__Set problem__
Find each line holding "tinytext" and copy it out.

__Source records__
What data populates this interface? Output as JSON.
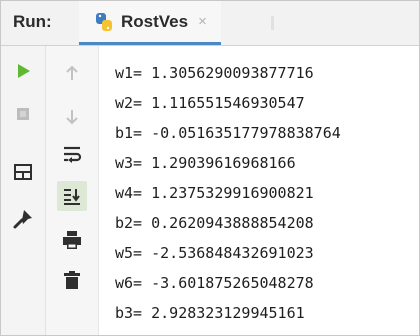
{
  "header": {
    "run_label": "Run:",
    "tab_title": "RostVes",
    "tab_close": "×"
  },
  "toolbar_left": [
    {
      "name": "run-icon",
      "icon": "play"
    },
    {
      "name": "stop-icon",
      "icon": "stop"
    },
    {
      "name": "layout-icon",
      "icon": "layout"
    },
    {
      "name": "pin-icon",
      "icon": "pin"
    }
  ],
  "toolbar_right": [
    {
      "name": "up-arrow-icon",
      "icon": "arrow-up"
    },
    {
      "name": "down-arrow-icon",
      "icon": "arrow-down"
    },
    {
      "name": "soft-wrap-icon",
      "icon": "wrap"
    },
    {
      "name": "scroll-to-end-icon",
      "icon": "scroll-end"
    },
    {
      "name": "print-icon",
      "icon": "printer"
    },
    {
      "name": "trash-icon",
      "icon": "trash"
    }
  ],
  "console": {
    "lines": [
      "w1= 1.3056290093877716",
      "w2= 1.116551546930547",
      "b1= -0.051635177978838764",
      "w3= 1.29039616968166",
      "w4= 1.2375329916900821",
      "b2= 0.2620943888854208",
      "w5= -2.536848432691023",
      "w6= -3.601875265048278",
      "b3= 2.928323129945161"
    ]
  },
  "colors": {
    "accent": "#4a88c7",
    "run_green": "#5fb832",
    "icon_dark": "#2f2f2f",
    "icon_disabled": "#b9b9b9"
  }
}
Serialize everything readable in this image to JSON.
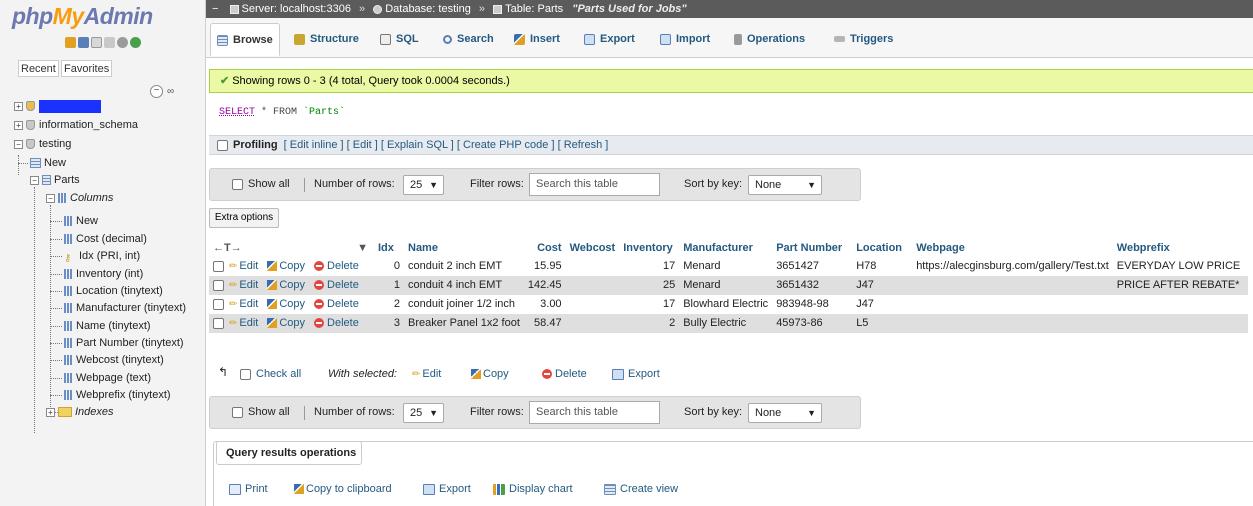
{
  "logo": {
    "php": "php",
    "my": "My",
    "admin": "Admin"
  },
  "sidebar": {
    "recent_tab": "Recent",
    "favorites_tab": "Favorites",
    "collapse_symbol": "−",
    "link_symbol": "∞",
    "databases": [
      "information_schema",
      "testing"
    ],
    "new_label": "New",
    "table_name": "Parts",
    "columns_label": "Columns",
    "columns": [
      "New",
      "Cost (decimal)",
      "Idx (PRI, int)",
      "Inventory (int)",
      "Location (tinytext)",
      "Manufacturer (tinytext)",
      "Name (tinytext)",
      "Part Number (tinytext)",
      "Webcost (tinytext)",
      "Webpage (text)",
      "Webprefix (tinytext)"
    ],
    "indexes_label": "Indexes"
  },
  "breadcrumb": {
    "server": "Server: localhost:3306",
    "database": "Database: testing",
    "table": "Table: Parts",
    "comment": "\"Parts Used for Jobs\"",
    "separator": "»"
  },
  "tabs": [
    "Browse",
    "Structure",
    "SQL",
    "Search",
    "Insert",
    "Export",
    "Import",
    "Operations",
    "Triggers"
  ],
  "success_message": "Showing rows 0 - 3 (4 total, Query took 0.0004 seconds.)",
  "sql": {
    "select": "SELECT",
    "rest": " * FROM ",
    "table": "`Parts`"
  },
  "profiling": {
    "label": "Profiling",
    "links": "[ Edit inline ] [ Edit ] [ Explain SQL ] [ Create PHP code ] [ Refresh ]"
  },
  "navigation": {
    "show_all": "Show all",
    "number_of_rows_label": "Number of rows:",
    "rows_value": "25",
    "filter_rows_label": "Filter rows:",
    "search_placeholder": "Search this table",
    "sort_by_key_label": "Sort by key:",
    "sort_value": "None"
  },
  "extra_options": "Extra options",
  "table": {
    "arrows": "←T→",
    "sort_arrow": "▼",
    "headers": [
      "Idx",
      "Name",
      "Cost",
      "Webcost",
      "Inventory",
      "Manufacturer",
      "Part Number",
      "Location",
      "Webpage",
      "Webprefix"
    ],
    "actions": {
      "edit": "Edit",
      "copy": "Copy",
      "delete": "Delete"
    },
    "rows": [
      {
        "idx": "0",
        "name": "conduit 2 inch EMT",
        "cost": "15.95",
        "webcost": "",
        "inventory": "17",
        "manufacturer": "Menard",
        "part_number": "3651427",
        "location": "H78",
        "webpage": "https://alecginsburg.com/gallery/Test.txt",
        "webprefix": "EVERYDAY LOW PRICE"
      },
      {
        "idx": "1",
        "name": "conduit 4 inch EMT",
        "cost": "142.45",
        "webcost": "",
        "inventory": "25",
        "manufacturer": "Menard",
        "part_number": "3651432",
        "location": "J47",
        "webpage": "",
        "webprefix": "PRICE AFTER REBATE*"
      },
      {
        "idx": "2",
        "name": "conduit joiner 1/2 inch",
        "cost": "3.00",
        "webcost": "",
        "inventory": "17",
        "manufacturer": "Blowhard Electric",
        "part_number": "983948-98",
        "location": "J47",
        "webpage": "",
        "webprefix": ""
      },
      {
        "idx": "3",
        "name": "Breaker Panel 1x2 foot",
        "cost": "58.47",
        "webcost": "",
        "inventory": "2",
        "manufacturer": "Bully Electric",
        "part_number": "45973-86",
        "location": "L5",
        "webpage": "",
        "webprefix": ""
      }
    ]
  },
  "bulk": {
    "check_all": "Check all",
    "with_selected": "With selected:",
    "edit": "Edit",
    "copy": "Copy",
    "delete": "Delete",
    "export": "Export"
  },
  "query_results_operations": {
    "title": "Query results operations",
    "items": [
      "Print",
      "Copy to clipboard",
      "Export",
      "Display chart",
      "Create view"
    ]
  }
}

__Exercise response__
      "Location (tinytext)",
      "Manufacturer (tinytext)",
      "Name (tinytext)",
      "Part Number (tinytext)",
      "Webcost (tinytext)",
      "Webprefix (tinytext)"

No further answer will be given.